*DIRECTIVE*
Read through the entries below and return each line with the word "this".

Data items:
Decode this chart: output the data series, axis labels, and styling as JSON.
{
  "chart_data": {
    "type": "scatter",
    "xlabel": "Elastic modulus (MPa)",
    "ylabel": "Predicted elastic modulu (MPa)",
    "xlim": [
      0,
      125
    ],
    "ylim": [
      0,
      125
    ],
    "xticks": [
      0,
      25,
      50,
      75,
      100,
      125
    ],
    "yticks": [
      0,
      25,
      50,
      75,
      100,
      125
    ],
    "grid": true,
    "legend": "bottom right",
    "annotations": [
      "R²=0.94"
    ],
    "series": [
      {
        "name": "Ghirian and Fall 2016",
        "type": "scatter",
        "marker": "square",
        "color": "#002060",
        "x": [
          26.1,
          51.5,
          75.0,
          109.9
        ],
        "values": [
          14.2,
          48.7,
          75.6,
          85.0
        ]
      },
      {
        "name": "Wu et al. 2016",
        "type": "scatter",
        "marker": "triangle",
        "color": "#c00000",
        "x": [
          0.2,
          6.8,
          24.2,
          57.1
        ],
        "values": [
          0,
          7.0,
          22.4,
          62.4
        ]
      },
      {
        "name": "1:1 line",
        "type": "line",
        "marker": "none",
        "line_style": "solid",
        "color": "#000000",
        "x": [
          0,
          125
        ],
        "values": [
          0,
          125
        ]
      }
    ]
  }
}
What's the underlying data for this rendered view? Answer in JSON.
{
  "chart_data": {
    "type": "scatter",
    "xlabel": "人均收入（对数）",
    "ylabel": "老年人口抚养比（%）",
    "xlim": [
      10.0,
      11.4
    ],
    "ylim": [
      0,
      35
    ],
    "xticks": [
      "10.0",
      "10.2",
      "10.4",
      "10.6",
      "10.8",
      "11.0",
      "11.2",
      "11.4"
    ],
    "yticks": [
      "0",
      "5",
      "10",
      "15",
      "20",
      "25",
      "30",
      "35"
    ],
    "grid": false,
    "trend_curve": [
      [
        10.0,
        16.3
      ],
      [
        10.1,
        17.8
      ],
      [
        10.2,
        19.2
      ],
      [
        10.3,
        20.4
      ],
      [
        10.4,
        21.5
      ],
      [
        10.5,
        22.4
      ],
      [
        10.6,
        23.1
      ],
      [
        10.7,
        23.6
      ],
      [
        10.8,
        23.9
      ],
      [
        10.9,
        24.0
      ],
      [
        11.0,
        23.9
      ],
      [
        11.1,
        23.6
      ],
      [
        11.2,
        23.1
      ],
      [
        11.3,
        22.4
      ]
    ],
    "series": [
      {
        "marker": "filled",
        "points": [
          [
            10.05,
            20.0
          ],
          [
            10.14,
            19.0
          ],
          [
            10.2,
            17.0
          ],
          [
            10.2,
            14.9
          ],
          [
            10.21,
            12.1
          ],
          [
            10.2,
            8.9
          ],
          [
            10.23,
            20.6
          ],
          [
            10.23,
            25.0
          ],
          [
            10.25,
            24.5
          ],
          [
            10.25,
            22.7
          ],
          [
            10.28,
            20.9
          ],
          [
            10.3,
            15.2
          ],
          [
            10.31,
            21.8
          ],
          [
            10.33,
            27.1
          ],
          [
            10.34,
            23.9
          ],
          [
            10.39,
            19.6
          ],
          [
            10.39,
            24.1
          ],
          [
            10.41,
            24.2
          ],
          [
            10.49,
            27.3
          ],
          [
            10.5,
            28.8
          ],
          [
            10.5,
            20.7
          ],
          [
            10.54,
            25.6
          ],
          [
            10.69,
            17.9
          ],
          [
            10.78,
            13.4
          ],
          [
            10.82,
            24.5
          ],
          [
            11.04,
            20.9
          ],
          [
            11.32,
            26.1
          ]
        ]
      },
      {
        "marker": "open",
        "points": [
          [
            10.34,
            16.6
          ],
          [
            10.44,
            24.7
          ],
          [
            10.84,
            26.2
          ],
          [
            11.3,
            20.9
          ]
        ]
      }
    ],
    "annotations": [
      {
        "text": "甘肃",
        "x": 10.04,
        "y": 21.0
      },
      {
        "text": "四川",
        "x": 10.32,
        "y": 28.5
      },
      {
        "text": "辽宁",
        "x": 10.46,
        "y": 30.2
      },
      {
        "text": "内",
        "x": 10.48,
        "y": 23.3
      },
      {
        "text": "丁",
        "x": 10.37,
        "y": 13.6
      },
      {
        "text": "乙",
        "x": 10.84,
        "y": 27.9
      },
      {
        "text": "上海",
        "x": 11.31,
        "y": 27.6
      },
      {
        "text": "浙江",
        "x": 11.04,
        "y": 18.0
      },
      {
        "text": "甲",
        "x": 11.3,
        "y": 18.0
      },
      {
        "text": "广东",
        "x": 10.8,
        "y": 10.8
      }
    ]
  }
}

*CORRECT ANSWER*
Decode this chart: output the data series, axis labels, and styling as JSON.
What's the underlying data for this rendered view? Answer in JSON.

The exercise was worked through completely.